----- Source extract -----

That’s what PolarNews wants to fight, says co-founder Amelia Bell. Urging readers to “Get Informed,” the daily bulletin may offer opposing views on the high-profile loss of a book deal for a firebrand media personality or the appointment of a three-star general as national security adviser — or both, and perhaps more. And of course politics — particularly the aftermath of the election of Donald Trump — has played, and will continue to play, a big role in PolarNews’ bulletins.
“It’s been really interesting to watch after the election how the polarization of the country has continued,” says co-founder Amelia Bell, adding that while many in media talk about the problem, few offer solutions. “Obviously right now it’s something that is the topic du jour, but it’s something that we’re interested in in the long-term. It has a lot of staying power and it’s interesting to see the different ways that people are attacking the issue.”
NO PLANS TO MONETIZE — YET
PolarNews has traction. In the last two weeks alone, the startup has gone from 800 subscribers to more than 1,600, continuing its average of 30% week-over-week growth for the last two months. Filippell says talks are underway with potential investors, and being Whartonites, some initial conversations have been held about incubation and seed funding. But while PolarNews seems to have momentum with write-ups in the Daily Pennsylvanian, Philly.com, and elsewhere, its founders are focused chiefly on continuing their “organic” growth through word of mouth.
“What we’ve been most excited by is not the press coverage by branded outlets, but certain individuals have just been commenting and mentioning it on sources where people are engaged in media and news,” Filippell says. “It’s been great to see that kind of organic growth in the sense that someone was originally referred by someone who was referred by someone who posted something on a blog.”
The three founders agree: Plans to monetize the site have taken a backseat to growing the user base, though they don’t rule out some form of advertising in the future.

----- Supplied information -----

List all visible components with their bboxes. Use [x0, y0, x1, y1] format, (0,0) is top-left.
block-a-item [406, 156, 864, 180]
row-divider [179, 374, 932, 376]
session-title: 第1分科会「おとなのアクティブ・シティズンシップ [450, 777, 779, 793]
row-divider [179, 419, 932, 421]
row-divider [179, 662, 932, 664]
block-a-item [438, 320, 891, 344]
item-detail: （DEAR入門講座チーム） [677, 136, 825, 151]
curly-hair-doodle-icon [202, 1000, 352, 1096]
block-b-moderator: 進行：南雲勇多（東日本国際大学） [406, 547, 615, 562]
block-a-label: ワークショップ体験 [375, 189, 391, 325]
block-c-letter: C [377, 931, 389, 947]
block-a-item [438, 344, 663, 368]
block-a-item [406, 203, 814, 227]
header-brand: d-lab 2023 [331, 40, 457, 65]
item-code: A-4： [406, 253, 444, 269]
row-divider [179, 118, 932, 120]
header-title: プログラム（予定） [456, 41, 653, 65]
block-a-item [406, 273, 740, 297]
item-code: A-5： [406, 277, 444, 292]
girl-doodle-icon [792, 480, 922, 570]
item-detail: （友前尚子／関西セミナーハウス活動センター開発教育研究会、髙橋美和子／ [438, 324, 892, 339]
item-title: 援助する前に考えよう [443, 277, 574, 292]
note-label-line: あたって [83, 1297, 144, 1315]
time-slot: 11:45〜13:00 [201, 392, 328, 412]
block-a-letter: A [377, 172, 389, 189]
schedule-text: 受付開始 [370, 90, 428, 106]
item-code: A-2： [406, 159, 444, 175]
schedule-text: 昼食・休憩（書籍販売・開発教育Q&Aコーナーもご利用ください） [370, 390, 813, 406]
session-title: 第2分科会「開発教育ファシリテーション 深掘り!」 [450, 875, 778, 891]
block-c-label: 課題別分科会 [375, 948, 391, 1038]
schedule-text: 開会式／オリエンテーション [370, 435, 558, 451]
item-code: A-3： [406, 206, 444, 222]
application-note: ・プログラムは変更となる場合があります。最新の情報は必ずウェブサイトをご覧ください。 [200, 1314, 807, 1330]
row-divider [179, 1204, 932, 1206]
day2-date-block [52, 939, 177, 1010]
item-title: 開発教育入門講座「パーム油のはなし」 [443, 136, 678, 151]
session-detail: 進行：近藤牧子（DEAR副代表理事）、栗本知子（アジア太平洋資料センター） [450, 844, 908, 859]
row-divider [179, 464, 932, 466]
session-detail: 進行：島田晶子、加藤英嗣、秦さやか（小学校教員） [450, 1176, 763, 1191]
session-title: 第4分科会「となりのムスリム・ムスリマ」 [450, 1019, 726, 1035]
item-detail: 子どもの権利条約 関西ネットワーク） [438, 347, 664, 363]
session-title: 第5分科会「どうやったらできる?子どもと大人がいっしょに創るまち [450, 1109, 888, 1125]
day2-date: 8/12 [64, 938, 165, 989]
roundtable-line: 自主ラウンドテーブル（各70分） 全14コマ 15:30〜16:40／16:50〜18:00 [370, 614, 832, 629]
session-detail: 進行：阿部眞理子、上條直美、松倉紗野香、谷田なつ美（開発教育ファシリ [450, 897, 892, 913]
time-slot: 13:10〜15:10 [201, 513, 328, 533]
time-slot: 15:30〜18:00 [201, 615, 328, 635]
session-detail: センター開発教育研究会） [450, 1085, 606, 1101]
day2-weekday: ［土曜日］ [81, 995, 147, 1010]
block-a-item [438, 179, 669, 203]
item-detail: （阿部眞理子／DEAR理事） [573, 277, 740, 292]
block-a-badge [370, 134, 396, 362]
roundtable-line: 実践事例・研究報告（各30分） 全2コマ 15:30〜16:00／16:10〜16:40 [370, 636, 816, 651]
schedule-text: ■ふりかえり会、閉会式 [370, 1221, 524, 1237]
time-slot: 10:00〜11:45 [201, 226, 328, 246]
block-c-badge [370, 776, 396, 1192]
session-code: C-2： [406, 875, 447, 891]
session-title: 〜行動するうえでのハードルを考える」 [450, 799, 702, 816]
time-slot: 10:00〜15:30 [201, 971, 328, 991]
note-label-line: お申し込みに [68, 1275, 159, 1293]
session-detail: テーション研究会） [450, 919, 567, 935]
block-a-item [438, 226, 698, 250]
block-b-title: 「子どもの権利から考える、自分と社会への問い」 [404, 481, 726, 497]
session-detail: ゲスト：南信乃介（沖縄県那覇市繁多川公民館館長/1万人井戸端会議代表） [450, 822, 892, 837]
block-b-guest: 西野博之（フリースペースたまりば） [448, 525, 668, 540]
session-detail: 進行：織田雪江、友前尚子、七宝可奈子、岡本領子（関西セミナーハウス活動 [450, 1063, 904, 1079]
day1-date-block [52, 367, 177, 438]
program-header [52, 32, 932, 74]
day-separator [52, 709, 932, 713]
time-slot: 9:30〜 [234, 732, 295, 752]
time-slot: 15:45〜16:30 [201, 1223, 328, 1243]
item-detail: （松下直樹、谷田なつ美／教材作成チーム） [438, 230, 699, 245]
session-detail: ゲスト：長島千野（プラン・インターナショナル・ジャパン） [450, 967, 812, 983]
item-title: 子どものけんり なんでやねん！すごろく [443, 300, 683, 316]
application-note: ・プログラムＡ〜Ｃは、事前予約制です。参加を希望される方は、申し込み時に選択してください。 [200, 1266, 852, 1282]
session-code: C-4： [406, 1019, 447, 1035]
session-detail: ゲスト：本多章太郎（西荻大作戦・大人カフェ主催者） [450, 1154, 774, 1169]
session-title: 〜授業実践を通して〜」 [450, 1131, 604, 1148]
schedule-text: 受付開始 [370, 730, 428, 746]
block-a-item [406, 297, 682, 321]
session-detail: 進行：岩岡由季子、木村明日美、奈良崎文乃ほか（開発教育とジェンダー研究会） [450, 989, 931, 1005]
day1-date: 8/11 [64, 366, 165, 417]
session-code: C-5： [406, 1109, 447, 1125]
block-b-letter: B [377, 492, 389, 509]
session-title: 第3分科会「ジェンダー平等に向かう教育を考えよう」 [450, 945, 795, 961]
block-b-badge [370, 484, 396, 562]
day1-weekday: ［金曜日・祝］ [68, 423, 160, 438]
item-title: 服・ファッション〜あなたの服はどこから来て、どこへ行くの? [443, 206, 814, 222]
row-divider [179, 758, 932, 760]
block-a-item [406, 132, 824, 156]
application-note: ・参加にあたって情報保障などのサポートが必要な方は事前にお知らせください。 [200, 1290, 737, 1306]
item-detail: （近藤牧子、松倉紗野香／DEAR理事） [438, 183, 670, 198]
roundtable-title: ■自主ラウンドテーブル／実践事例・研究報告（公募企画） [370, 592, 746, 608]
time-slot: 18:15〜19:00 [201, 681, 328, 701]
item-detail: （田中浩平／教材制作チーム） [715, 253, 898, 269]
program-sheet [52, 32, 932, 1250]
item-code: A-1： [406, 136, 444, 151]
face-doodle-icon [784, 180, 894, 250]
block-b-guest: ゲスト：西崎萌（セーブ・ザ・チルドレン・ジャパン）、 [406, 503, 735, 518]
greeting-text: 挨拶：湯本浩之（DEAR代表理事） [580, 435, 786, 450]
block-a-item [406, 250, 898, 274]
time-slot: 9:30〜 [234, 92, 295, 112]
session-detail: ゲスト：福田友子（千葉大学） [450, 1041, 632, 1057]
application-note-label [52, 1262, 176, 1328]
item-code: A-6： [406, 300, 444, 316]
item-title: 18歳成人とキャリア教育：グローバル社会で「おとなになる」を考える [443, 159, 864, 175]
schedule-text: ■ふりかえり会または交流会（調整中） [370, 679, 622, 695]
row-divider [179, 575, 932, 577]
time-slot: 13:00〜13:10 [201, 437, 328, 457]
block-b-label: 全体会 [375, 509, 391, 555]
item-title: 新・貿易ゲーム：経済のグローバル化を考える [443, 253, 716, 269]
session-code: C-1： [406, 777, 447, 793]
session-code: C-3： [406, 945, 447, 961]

-----

**Work instructions:**
Please continue the article about PolarNews, picking up right after its final sentence.

**Answer to the problem:**
“I think we recognize what a tricky space the media is in right now, so we’re trying to be really creative about the different ways that we can approach this,” Bell says. “We are leveraging the Wharton network, talking to professors and colleagues to see what are creative ways that we can really monetize this once we are established.”
NO BACKGROUND IN MEDIA — UNTIL NOW
None of the three founders has a background in news media. Filippell was a management consultant working with media companies, Alexander was a policy adviser in the Texas legislature for a couple of years, and Bell worked in PR for a tech company. “We all came to this because of interest,” Filippell says.
For Filippell, that interest was sparked by Brexit, the referendum to leave the European Union held in June of 2016. Working in London at the time, he saw that the conversation leading up to the vote and immediately after “was a very self-reinforcing and one-sided one, and led to a lot of individuals looking for answers.” Two months later, back in the U.S., he saw the same effect.
“It was repeating itself here in the U.S.,” Filippell says, “and that’s what gave us the inspiration to sit down and start sending PolarNews.” The first email went out in October, and emails have followed every day since.